* SOURCE EXCERPT *
A body is projected horizontally height of 5m .It reaches the ground at horizontal distance of 10m . The speed of the particle when it reaches the ground ???
Answers
it is base on horizontal projectile motion. we know, in case of projectile motion, horizontal component of acceleration is zero and speed along horizontal direction always remains same.
if we assume body is projected horizontally with velocity u .
it means, Horizontal component of velocity, u.
and vertical component of velocity = 0
now, horizontal distance covered in time t = 10m
so, 10 = ut......(1)
again, vertical distance covered in time t, = 5m
so, 5 = 0 + 1/2 gt² [ from s = ut + 1/2 at² ]
from equation (1),
5 = 1/2 g(10/u)²
10/g = (10/u)²
if g = 10m/s²
10/10 = 1 = (10/u)² => u = 10m/s
hence, initial speed of particle is 10m/s
now, time taken to reach the ground , t = u/g = 1sec
so, velocity after time t = 1sec along horizontal , vx = u = 10m/s [ horizontal component doesn't change ]
velocity after time t = 1sef along vertical , vy = -gt = -10m/s
hence, velocity of particle when it reaches the ground , v = 10i - 10j
so, speed of particle , |v| = √(10² + 10²) = 10√2 m/s
Answer:
10√2 m/s
that's the answer

* WRITTEN PROBLEM 1 *
In the projectile thread, rewrite everything from "A body is projected" down to "the ground ???", replacing "body" with "ball".
The entries below the projectile thread are unrelated to it.

* Extracted data entries *
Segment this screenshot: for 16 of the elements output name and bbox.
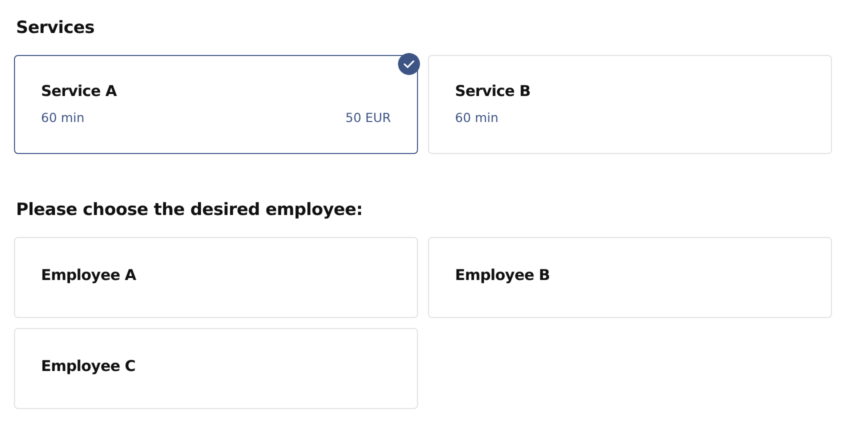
employee-card[interactable]: Employee C bbox=[14, 328, 418, 409]
check-icon bbox=[398, 53, 420, 75]
service-duration: 60 min bbox=[41, 110, 84, 125]
section-heading: Services bbox=[16, 17, 96, 40]
service-name: Service A bbox=[41, 82, 118, 100]
service-card[interactable]: Service B 60 min bbox=[428, 55, 832, 154]
employee-name: Employee A bbox=[41, 266, 136, 284]
service-price: 50 EUR bbox=[345, 110, 391, 125]
service-name: Service B bbox=[455, 82, 532, 100]
employee-name: Employee C bbox=[41, 356, 136, 374]
service-card[interactable]: Service A 60 min 50 EUR bbox=[14, 55, 418, 154]
employee-card[interactable]: Employee A bbox=[14, 237, 418, 318]
section-heading: Please choose the desired employee: bbox=[16, 199, 364, 222]
service-duration: 60 min bbox=[455, 110, 498, 125]
employee-card[interactable]: Employee B bbox=[428, 237, 832, 318]
employee-name: Employee B bbox=[455, 266, 550, 284]
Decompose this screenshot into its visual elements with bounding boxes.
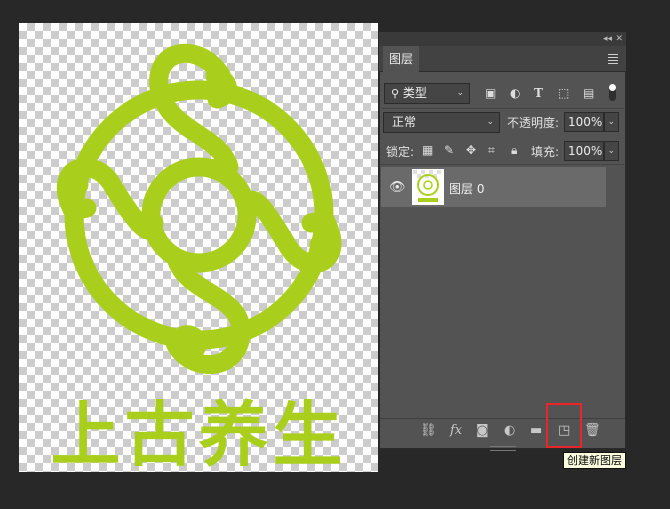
layer-row[interactable]: 👁︎ 图层 0: [381, 167, 606, 207]
layers-bottom-toolbar: ⛓︎ fx ◙ ◐ ▬ ◳ 🗑︎: [380, 418, 625, 445]
panel-resize-grip[interactable]: [490, 446, 516, 451]
search-icon: ⚲: [391, 87, 400, 100]
trash-icon[interactable]: 🗑︎: [584, 424, 601, 438]
lock-paint-icon[interactable]: ✎: [444, 143, 454, 157]
chevron-down-icon: ⌄: [607, 117, 615, 127]
panel-tab-row: 图层: [379, 46, 626, 72]
new-layer-tooltip: 创建新图层: [563, 452, 626, 469]
lock-label: 锁定:: [386, 145, 415, 159]
type-filter-icon[interactable]: T: [534, 86, 543, 100]
tab-layers[interactable]: 图层: [383, 46, 419, 72]
adjustment-icon[interactable]: ◐: [504, 424, 515, 438]
lock-position-icon[interactable]: ✥: [466, 143, 476, 157]
opacity-value: 100%: [568, 115, 603, 129]
opacity-input[interactable]: 100%: [564, 112, 604, 132]
opacity-label: 不透明度:: [507, 116, 560, 130]
lock-artboard-icon[interactable]: ⌗: [488, 143, 495, 157]
adjustment-filter-icon[interactable]: ◐: [510, 86, 520, 100]
chevron-down-icon: ⌄: [607, 146, 615, 156]
link-icon[interactable]: ⛓︎: [420, 424, 437, 438]
brand-text: 上古养生: [50, 394, 347, 472]
layer-name[interactable]: 图层 0: [449, 180, 484, 197]
image-filter-icon[interactable]: ▣: [485, 86, 496, 100]
opacity-dropdown[interactable]: ⌄: [604, 112, 619, 132]
folder-icon[interactable]: ▬: [530, 424, 542, 438]
filter-type-label: 类型: [402, 86, 427, 100]
panel-menu-icon[interactable]: [608, 54, 618, 66]
collapse-icon[interactable]: ◂◂: [603, 32, 612, 46]
mask-icon[interactable]: ◙: [476, 424, 489, 438]
divider: [381, 164, 624, 165]
filter-toggle[interactable]: [609, 84, 616, 101]
lock-transparency-icon[interactable]: ▦: [422, 143, 433, 157]
chevron-down-icon: ⌄: [486, 117, 494, 127]
blend-mode-label: 正常: [392, 115, 417, 129]
fx-icon[interactable]: fx: [450, 424, 462, 438]
divider: [381, 108, 624, 109]
panel-title-bar[interactable]: ◂◂ ✕: [379, 32, 626, 46]
fill-label: 填充:: [531, 145, 560, 159]
fill-input[interactable]: 100%: [564, 141, 604, 161]
fill-value: 100%: [568, 144, 603, 158]
lock-all-icon[interactable]: 🔒︎: [511, 143, 517, 157]
close-icon[interactable]: ✕: [615, 32, 623, 46]
visibility-eye-icon[interactable]: 👁︎: [389, 180, 406, 195]
chevron-down-icon: ⌄: [456, 88, 464, 98]
layer-thumbnail: [412, 169, 444, 205]
document-canvas[interactable]: 上古养生: [19, 23, 378, 472]
highlight-box: [546, 403, 582, 448]
filter-type-select[interactable]: ⚲ 类型 ⌄: [384, 83, 470, 104]
blend-mode-select[interactable]: 正常 ⌄: [383, 112, 500, 133]
shape-filter-icon[interactable]: ⬚: [558, 86, 569, 100]
fill-dropdown[interactable]: ⌄: [604, 141, 619, 161]
smart-object-filter-icon[interactable]: ▤: [583, 86, 594, 100]
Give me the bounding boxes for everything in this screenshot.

* WRITTEN PROBLEM 2 *
From the entries, reproduce everything from the line containing "employee-card[interactable]: Employee C" down to the line containing "Decompose this screenshot", character for character.

* CORRECT RESULT 1 *
A ball is projected horizontally height of 5m .It reaches the ground at horizontal distance of 10m . The speed of the particle when it reaches the ground ???

* CORRECT RESULT 2 *
employee-card[interactable]: Employee C bbox=[14, 328, 418, 409]
check-icon bbox=[398, 53, 420, 75]
service-duration: 60 min bbox=[41, 110, 84, 125]
section-heading: Services bbox=[16, 17, 96, 40]
service-name: Service A bbox=[41, 82, 118, 100]
service-card[interactable]: Service B 60 min bbox=[428, 55, 832, 154]
employee-name: Employee A bbox=[41, 266, 136, 284]
service-price: 50 EUR bbox=[345, 110, 391, 125]
service-name: Service B bbox=[455, 82, 532, 100]
employee-name: Employee C bbox=[41, 356, 136, 374]
service-card[interactable]: Service A 60 min 50 EUR bbox=[14, 55, 418, 154]
employee-card[interactable]: Employee A bbox=[14, 237, 418, 318]
section-heading: Please choose the desired employee: bbox=[16, 199, 364, 222]
service-duration: 60 min bbox=[455, 110, 498, 125]
employee-card[interactable]: Employee B bbox=[428, 237, 832, 318]
employee-name: Employee B bbox=[455, 266, 550, 284]
Decompose this screenshot into its visual elements with bounding boxes.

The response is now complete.